## BEGIN
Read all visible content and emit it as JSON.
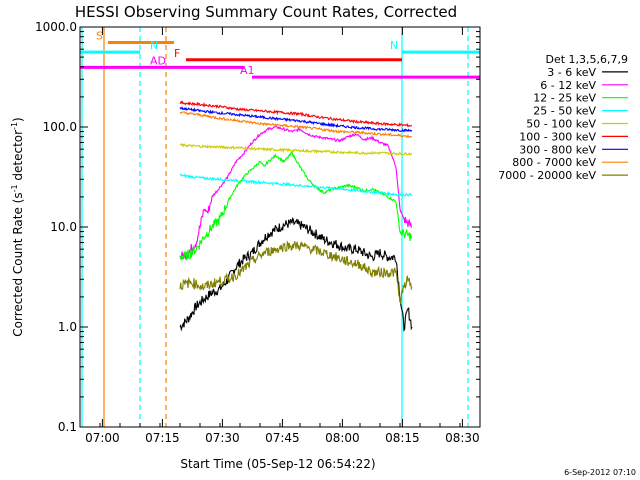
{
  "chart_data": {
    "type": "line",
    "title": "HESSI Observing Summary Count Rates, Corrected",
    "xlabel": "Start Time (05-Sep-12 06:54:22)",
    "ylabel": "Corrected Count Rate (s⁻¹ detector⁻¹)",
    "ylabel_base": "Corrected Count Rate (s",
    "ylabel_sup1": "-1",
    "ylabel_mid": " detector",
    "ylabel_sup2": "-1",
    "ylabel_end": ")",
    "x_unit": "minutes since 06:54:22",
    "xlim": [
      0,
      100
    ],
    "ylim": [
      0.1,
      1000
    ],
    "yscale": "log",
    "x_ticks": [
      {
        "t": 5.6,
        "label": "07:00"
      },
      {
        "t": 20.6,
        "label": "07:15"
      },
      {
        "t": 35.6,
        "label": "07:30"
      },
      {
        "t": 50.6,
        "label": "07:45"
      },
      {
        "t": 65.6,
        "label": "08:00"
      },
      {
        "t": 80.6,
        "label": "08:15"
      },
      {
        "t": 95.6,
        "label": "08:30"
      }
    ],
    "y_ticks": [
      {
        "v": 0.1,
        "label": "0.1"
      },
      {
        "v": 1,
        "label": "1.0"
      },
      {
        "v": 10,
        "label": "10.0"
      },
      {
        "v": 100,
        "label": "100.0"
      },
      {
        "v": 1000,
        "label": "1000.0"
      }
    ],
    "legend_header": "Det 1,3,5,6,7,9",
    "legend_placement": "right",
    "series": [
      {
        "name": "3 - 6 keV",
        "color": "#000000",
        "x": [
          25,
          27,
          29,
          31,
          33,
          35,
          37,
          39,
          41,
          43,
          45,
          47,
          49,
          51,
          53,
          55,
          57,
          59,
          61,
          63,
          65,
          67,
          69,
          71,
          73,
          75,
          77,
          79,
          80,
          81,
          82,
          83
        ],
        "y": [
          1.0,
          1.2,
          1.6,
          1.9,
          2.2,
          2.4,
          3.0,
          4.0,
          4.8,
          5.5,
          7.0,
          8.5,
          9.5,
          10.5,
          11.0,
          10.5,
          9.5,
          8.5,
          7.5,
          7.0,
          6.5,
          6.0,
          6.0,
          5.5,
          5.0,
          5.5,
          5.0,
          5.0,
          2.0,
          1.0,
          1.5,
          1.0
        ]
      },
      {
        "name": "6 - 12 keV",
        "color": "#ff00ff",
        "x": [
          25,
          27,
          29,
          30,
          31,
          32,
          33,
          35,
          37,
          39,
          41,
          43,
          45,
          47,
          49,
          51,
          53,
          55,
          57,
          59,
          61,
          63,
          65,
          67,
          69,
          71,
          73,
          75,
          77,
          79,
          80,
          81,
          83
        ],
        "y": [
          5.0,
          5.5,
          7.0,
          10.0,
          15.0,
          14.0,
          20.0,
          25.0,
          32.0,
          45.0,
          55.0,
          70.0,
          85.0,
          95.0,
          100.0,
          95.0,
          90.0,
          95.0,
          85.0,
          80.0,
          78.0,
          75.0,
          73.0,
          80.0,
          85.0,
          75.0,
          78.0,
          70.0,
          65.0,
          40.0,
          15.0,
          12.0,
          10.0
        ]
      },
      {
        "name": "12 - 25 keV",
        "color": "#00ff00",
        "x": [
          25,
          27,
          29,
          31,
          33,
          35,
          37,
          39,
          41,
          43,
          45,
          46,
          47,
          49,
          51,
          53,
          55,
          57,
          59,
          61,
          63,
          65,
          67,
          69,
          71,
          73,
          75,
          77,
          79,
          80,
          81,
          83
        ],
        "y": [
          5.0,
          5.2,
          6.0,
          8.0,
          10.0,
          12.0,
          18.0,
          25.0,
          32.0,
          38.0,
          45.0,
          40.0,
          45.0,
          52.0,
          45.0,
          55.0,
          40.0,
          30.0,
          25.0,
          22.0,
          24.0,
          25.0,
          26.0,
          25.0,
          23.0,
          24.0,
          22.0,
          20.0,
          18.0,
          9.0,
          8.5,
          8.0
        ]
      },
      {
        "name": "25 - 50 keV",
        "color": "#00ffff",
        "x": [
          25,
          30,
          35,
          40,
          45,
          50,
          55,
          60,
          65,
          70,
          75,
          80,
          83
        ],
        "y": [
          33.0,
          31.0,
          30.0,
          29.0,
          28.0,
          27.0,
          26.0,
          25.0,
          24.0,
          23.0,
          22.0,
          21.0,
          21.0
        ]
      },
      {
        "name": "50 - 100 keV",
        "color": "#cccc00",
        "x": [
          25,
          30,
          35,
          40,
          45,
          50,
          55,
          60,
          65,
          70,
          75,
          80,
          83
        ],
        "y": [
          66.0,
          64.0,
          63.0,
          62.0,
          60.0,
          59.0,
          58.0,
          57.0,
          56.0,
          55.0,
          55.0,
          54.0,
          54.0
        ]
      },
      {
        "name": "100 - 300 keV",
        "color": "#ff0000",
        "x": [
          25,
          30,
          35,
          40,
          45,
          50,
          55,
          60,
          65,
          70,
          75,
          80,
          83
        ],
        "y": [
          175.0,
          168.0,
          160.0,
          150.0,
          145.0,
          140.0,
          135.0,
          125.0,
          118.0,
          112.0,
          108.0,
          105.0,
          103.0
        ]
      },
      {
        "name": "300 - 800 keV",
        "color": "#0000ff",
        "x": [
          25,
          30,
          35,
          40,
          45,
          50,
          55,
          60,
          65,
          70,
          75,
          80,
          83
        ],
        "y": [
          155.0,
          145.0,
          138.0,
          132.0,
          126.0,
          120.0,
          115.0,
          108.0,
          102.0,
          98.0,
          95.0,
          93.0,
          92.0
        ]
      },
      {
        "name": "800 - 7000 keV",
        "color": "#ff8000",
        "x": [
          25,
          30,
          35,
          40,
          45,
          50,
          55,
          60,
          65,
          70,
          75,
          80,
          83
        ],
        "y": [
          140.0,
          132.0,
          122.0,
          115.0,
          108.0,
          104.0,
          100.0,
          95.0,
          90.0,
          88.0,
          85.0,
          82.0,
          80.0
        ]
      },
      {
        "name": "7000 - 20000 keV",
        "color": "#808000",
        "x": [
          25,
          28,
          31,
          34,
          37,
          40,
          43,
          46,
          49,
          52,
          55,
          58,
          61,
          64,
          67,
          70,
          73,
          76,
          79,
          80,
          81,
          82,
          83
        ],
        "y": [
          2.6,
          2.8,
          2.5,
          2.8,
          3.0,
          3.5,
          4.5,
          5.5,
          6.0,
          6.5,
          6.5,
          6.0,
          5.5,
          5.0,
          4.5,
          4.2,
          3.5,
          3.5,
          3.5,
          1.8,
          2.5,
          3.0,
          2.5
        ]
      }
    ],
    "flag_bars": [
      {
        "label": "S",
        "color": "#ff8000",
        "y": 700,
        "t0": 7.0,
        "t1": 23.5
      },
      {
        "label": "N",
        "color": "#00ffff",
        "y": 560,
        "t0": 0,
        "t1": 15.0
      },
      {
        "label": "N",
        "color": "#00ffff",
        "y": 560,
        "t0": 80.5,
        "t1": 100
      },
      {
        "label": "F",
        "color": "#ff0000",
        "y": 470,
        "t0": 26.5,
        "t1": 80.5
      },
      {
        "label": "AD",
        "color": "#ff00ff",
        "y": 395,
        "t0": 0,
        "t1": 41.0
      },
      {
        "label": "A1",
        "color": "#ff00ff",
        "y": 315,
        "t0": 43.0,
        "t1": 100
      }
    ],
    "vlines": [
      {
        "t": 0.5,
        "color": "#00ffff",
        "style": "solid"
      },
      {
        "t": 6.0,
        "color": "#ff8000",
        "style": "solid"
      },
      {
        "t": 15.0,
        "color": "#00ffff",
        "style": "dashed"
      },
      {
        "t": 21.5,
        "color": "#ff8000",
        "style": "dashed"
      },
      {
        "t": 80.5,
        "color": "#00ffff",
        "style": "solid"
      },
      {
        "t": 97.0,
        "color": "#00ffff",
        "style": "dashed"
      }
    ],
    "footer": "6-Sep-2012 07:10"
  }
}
## END
## BEGIN
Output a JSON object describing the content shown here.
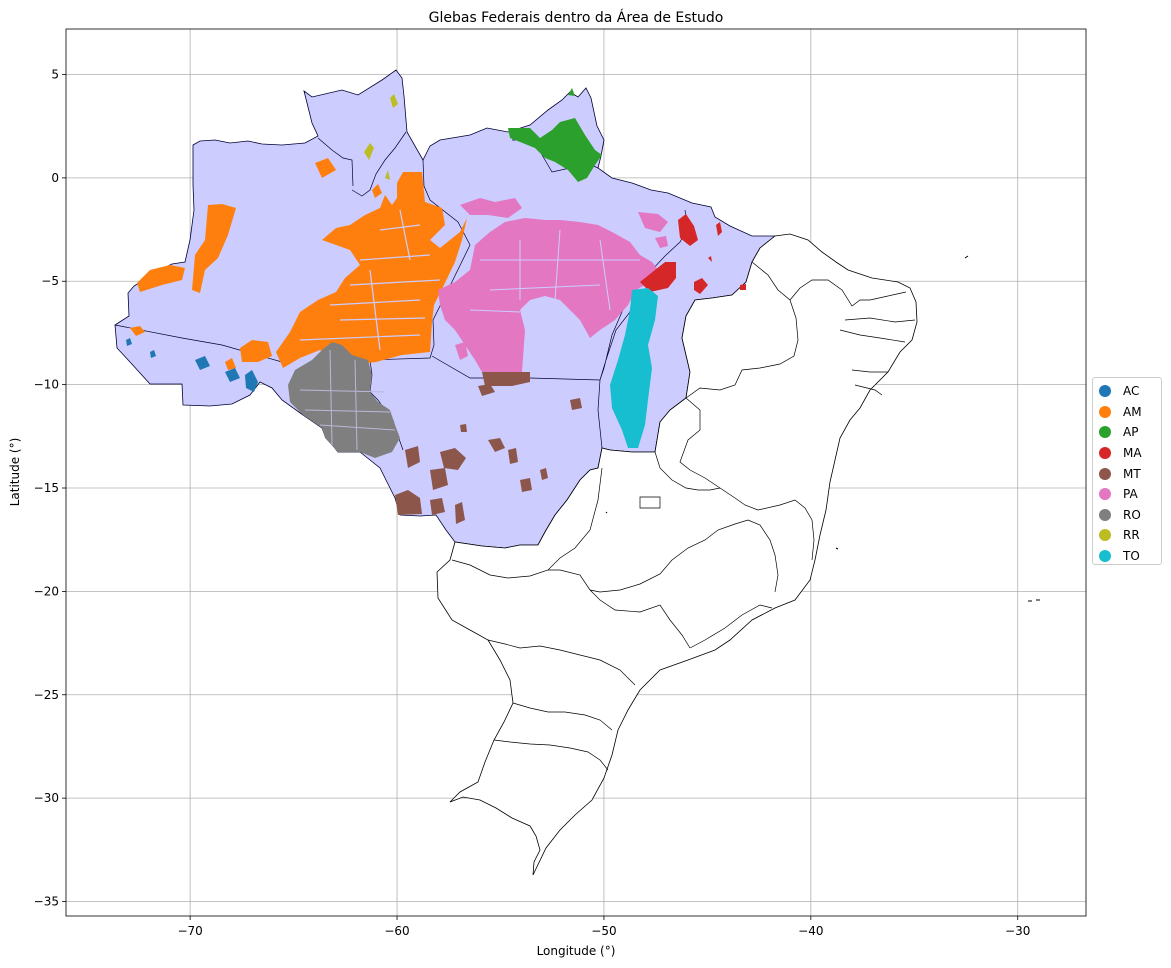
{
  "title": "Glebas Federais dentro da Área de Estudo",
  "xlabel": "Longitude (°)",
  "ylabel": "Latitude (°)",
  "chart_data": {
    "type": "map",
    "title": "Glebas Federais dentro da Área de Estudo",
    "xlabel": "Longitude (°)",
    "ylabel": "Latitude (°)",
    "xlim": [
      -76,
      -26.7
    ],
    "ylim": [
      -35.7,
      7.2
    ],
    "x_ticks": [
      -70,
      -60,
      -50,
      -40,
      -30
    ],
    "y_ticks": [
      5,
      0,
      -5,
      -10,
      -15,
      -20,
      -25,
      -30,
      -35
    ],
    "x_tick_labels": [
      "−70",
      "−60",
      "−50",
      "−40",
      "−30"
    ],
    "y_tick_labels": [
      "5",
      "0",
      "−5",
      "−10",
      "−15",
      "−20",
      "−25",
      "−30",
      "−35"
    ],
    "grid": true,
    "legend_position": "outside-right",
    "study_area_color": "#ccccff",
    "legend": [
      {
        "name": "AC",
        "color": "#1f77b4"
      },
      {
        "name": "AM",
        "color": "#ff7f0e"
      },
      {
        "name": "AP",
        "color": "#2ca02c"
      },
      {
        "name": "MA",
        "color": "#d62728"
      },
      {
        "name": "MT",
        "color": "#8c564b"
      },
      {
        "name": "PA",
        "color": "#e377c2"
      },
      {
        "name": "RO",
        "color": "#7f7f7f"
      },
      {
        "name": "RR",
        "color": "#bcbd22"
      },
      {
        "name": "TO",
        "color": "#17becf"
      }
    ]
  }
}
## END
_DESCRIPTION OF THE TASK:_ Select from the material above each line in which the string "Longitude" appears, and list those lines.

_SOLUTION TO THIS EXERCISE:_
  "xlabel": "Longitude (°)",
    "xlabel": "Longitude (°)",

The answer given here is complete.